→ Exercise materials
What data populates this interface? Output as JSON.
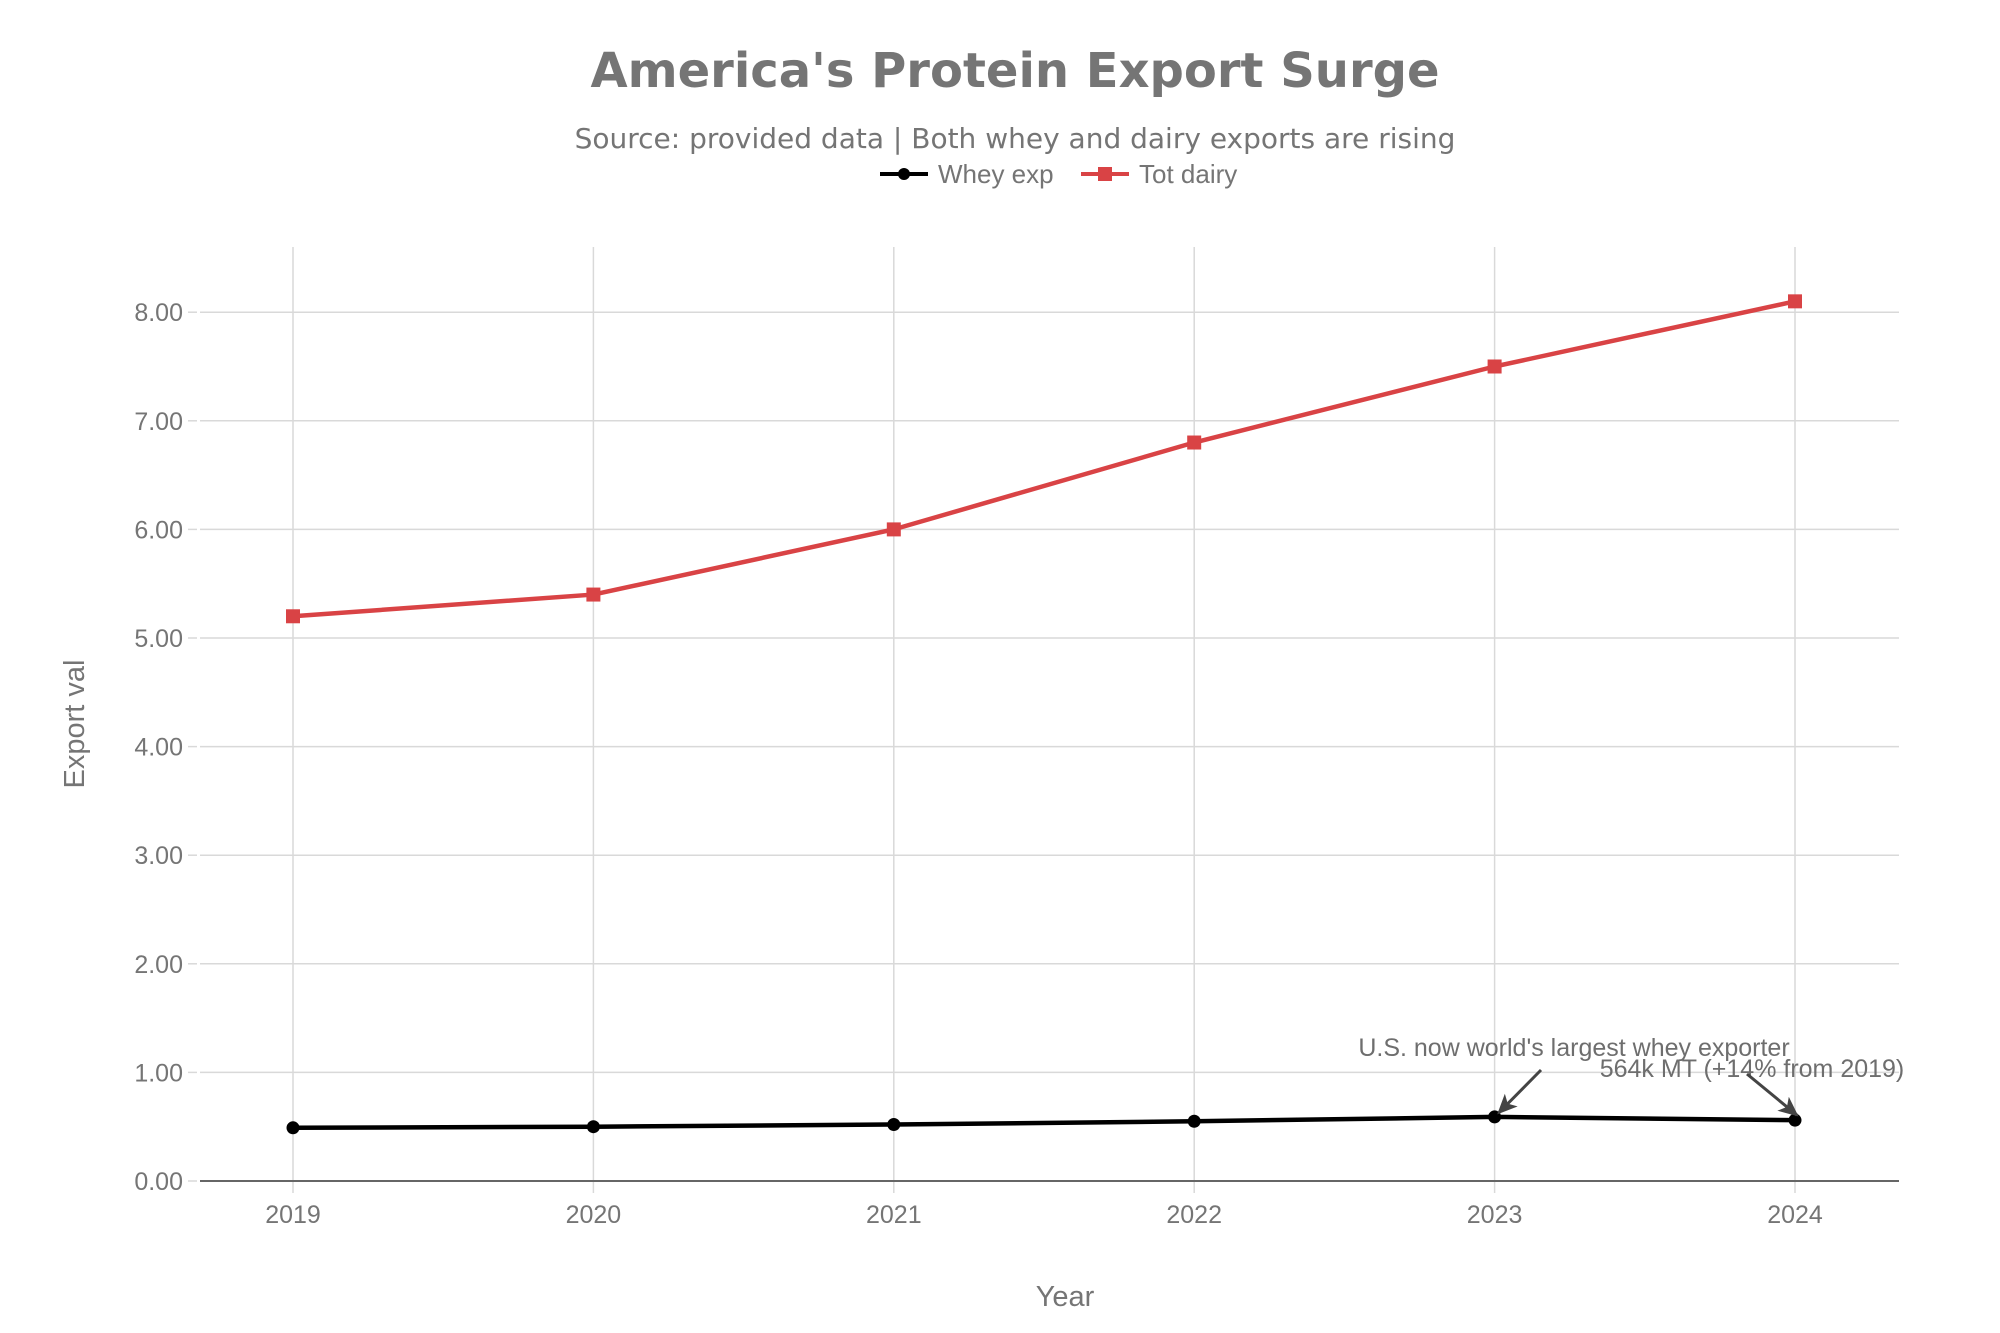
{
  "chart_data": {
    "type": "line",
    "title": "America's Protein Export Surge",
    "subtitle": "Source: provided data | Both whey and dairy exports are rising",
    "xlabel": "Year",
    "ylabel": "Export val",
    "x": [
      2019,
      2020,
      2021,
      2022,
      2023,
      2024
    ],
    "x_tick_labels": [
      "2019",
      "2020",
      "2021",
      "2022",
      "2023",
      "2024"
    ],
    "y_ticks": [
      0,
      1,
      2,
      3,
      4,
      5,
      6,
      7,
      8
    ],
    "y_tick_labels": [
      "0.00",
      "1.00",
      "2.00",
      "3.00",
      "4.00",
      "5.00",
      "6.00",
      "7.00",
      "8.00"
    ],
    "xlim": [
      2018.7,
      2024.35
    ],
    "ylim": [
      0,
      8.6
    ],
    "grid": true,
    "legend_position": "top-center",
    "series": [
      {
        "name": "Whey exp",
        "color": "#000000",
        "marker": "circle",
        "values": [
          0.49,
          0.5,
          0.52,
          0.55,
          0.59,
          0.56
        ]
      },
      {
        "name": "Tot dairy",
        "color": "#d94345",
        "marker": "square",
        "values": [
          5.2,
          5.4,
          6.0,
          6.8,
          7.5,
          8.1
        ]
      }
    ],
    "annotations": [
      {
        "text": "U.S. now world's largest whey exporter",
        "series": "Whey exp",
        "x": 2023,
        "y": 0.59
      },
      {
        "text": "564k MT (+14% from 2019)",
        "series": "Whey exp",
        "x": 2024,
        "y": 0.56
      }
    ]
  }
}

→ Task goal
Copy the records exactly. Skip the pictures.

→ Response below
What data populates this interface? Output as JSON.
{
  "chart_data": {
    "type": "line",
    "title": "America's Protein Export Surge",
    "subtitle": "Source: provided data | Both whey and dairy exports are rising",
    "xlabel": "Year",
    "ylabel": "Export val",
    "x": [
      2019,
      2020,
      2021,
      2022,
      2023,
      2024
    ],
    "x_tick_labels": [
      "2019",
      "2020",
      "2021",
      "2022",
      "2023",
      "2024"
    ],
    "y_ticks": [
      0,
      1,
      2,
      3,
      4,
      5,
      6,
      7,
      8
    ],
    "y_tick_labels": [
      "0.00",
      "1.00",
      "2.00",
      "3.00",
      "4.00",
      "5.00",
      "6.00",
      "7.00",
      "8.00"
    ],
    "xlim": [
      2018.7,
      2024.35
    ],
    "ylim": [
      0,
      8.6
    ],
    "grid": true,
    "legend_position": "top-center",
    "series": [
      {
        "name": "Whey exp",
        "color": "#000000",
        "marker": "circle",
        "values": [
          0.49,
          0.5,
          0.52,
          0.55,
          0.59,
          0.56
        ]
      },
      {
        "name": "Tot dairy",
        "color": "#d94345",
        "marker": "square",
        "values": [
          5.2,
          5.4,
          6.0,
          6.8,
          7.5,
          8.1
        ]
      }
    ],
    "annotations": [
      {
        "text": "U.S. now world's largest whey exporter",
        "series": "Whey exp",
        "x": 2023,
        "y": 0.59
      },
      {
        "text": "564k MT (+14% from 2019)",
        "series": "Whey exp",
        "x": 2024,
        "y": 0.56
      }
    ]
  }
}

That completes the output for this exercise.